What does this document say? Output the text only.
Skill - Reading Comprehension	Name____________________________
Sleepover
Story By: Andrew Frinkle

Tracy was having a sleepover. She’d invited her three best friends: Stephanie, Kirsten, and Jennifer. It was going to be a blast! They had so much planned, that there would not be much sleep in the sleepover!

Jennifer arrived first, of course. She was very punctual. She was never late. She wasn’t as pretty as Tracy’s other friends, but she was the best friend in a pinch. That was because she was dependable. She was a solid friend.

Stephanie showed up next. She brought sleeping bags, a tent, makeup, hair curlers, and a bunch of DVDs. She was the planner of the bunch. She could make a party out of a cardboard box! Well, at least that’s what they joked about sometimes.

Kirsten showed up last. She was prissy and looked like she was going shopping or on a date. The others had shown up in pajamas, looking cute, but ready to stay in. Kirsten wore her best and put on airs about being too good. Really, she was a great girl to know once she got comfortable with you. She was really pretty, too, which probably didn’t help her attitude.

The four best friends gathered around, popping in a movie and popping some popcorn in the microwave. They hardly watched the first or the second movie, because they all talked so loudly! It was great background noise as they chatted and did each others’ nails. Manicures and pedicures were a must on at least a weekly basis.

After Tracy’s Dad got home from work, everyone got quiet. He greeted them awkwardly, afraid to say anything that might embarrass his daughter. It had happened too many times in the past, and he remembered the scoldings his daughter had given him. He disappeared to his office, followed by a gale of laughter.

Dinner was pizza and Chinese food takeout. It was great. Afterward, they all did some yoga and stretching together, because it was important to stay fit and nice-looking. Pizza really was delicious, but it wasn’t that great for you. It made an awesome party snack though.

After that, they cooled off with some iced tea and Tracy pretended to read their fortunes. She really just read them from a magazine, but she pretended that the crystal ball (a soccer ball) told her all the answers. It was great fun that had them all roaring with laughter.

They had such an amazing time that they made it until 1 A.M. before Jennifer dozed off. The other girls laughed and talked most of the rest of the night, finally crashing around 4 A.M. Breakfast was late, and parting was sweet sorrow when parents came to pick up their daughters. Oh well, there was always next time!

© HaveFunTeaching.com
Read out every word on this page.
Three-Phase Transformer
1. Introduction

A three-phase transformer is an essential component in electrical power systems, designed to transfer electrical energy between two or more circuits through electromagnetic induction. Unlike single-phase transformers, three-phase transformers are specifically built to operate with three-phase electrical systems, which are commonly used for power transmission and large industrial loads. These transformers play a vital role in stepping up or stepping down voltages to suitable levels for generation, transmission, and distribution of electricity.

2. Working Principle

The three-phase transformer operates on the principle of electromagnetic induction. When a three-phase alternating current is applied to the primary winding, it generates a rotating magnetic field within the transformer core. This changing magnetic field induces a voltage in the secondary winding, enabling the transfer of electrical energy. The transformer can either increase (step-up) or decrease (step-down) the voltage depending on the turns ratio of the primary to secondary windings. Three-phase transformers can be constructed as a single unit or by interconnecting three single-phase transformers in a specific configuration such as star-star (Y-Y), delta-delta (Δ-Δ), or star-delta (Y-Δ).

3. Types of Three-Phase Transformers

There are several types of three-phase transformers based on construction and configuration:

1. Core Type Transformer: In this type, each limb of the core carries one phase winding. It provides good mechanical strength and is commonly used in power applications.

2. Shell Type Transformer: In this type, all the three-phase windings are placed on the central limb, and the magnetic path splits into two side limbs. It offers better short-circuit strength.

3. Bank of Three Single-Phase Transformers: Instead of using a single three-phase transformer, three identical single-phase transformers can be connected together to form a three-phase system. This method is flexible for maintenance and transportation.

◆ ◆ ◆ ◆

_Stated problem_
Write only the number of lines in the data above that include "limb".

_Response_
2